• **DIRECTIVE**
Output all entries verbatim. Skip pictures.

• **RECORD EXTRACTS**
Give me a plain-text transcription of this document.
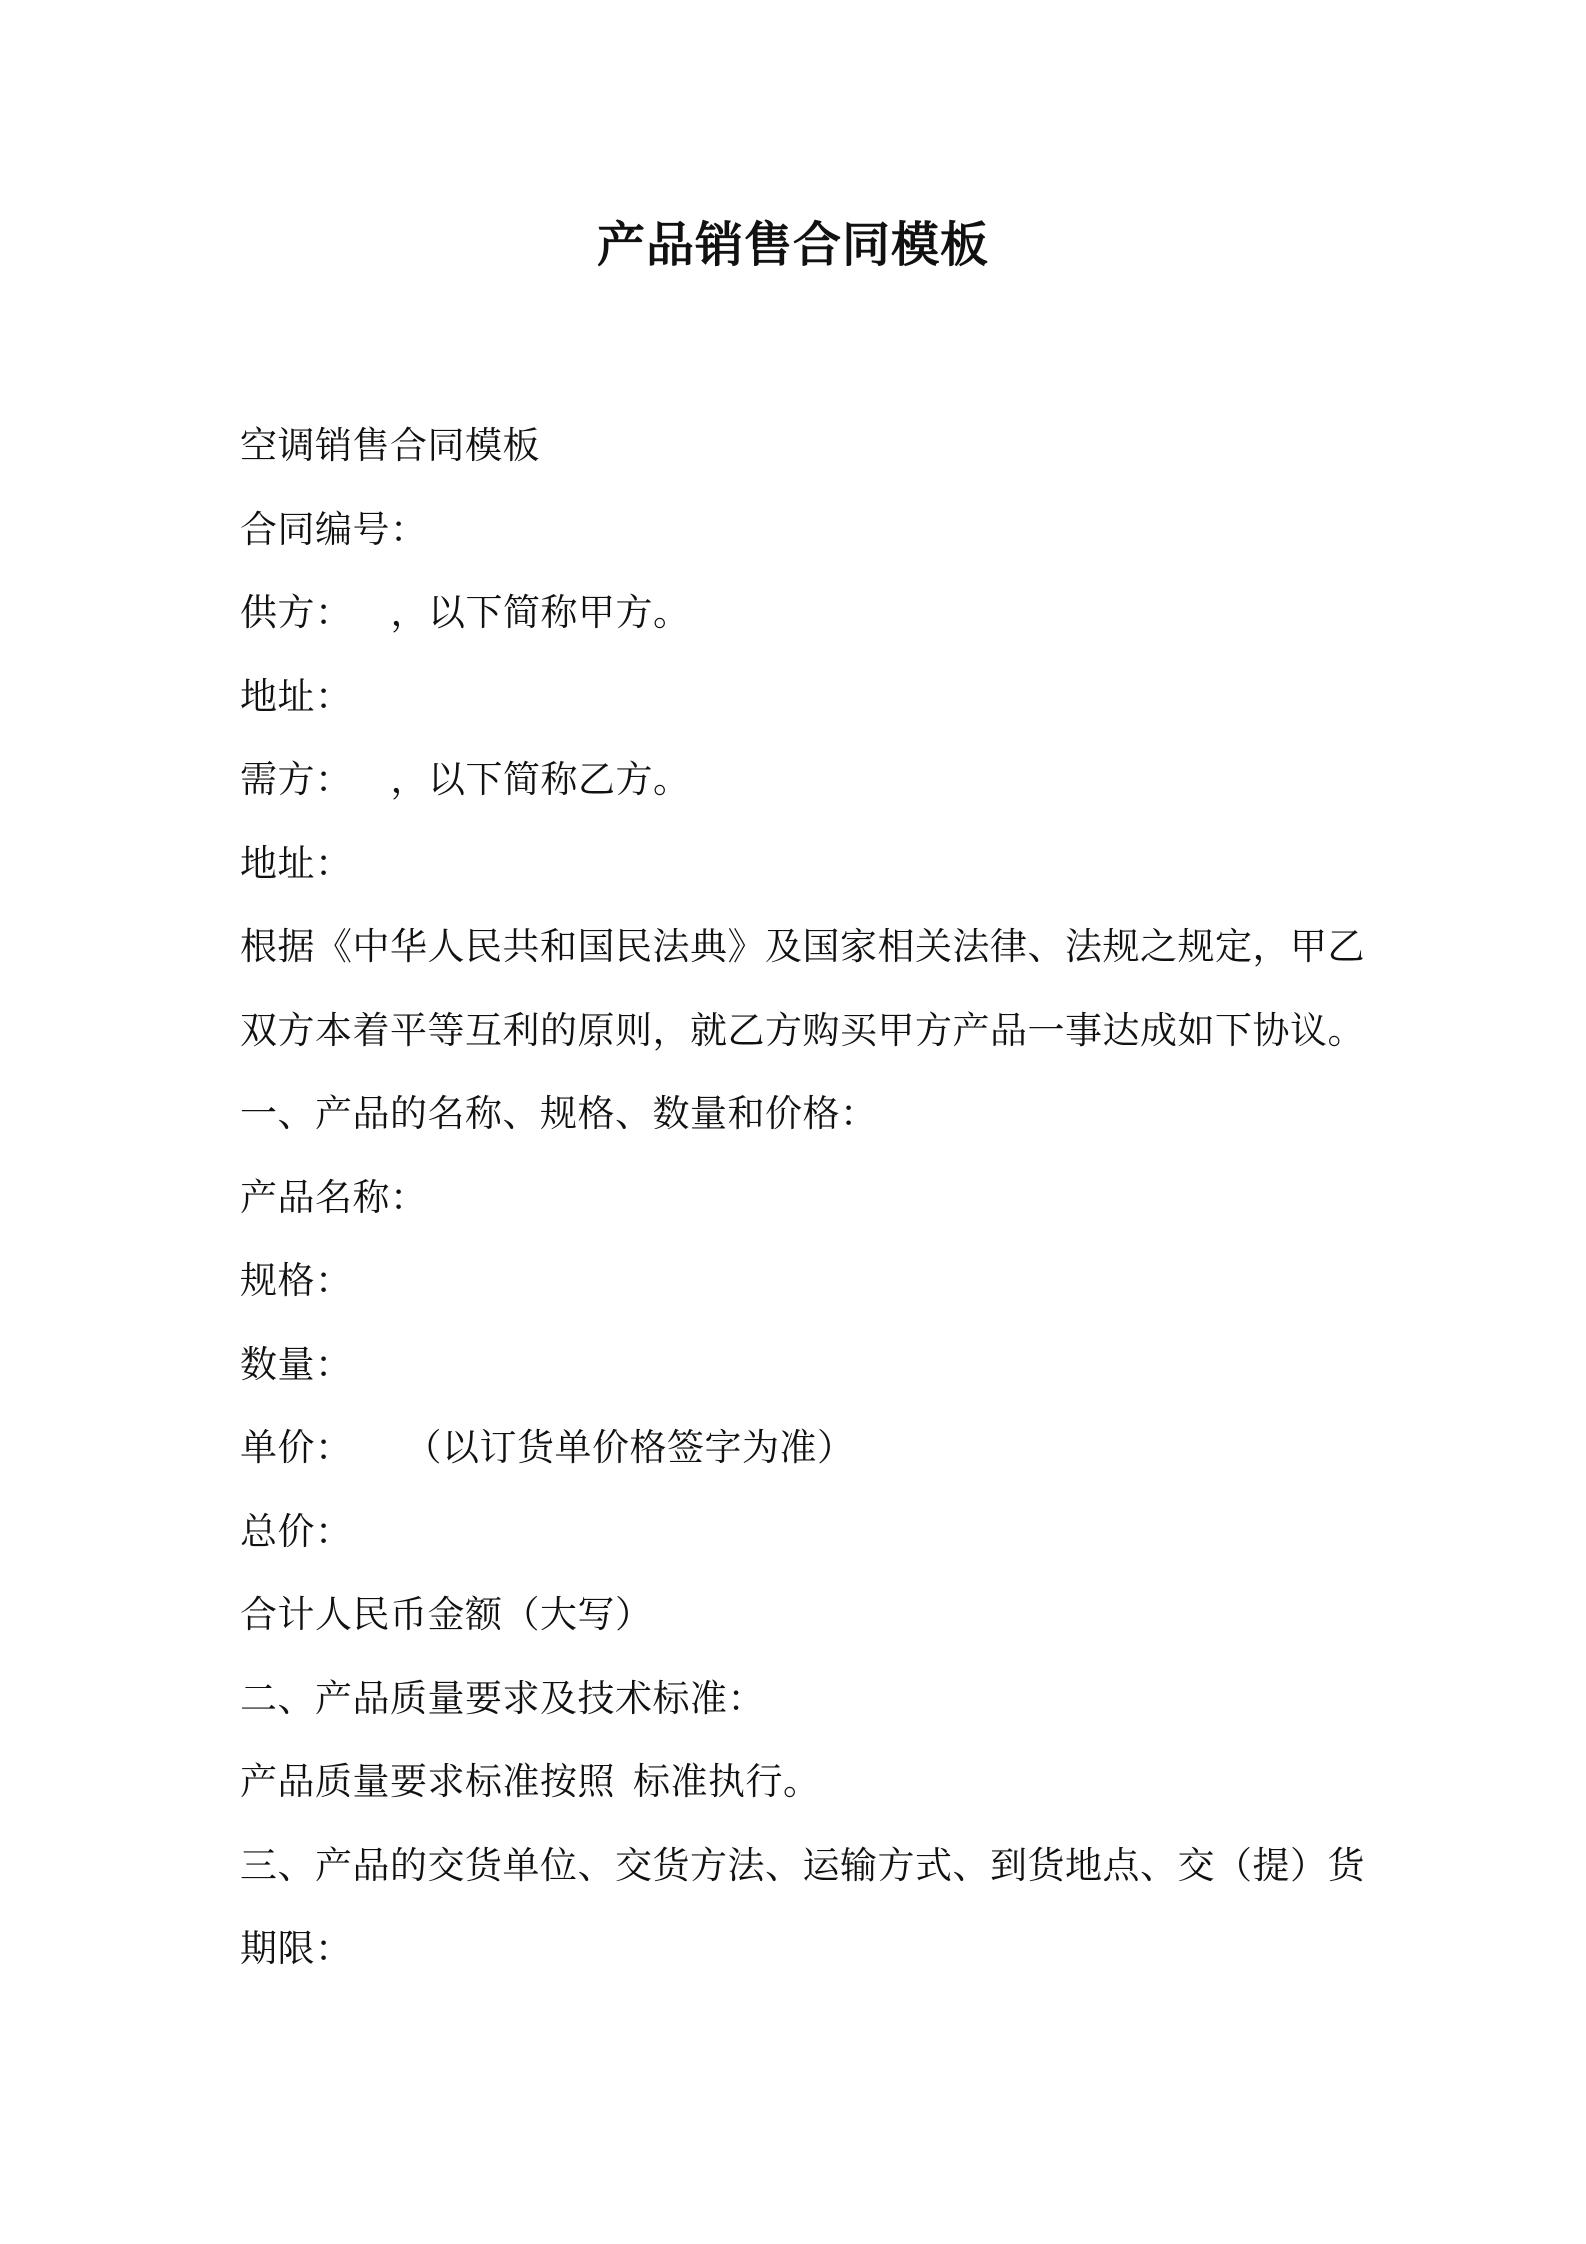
产品销售合同模板
空调销售合同模板
合同编号：
供方： ，以下简称甲方。
地址：
需方： ，以下简称乙方。
地址：
根据《中华人民共和国民法典》及国家相关法律、法规之规定，甲乙
双方本着平等互利的原则，就乙方购买甲方产品一事达成如下协议。
一、产品的名称、规格、数量和价格：
产品名称：
规格：
数量：
单价： （以订货单价格签字为准）
总价：
合计人民币金额（大写）
二、产品质量要求及技术标准：
产品质量要求标准按照 标准执行。
三、产品的交货单位、交货方法、运输方式、到货地点、交（提）货
期限：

• **RESPONSE BELOW**
Give me a plain-text transcription of this document.
产品销售合同模板
空调销售合同模板
合同编号：
供方： ，以下简称甲方。
地址：
需方： ，以下简称乙方。
地址：
根据《中华人民共和国民法典》及国家相关法律、法规之规定，甲乙
双方本着平等互利的原则，就乙方购买甲方产品一事达成如下协议。
一、产品的名称、规格、数量和价格：
产品名称：
规格：
数量：
单价： （以订货单价格签字为准）
总价：
合计人民币金额（大写）
二、产品质量要求及技术标准：
产品质量要求标准按照 标准执行。
三、产品的交货单位、交货方法、运输方式、到货地点、交（提）货
期限：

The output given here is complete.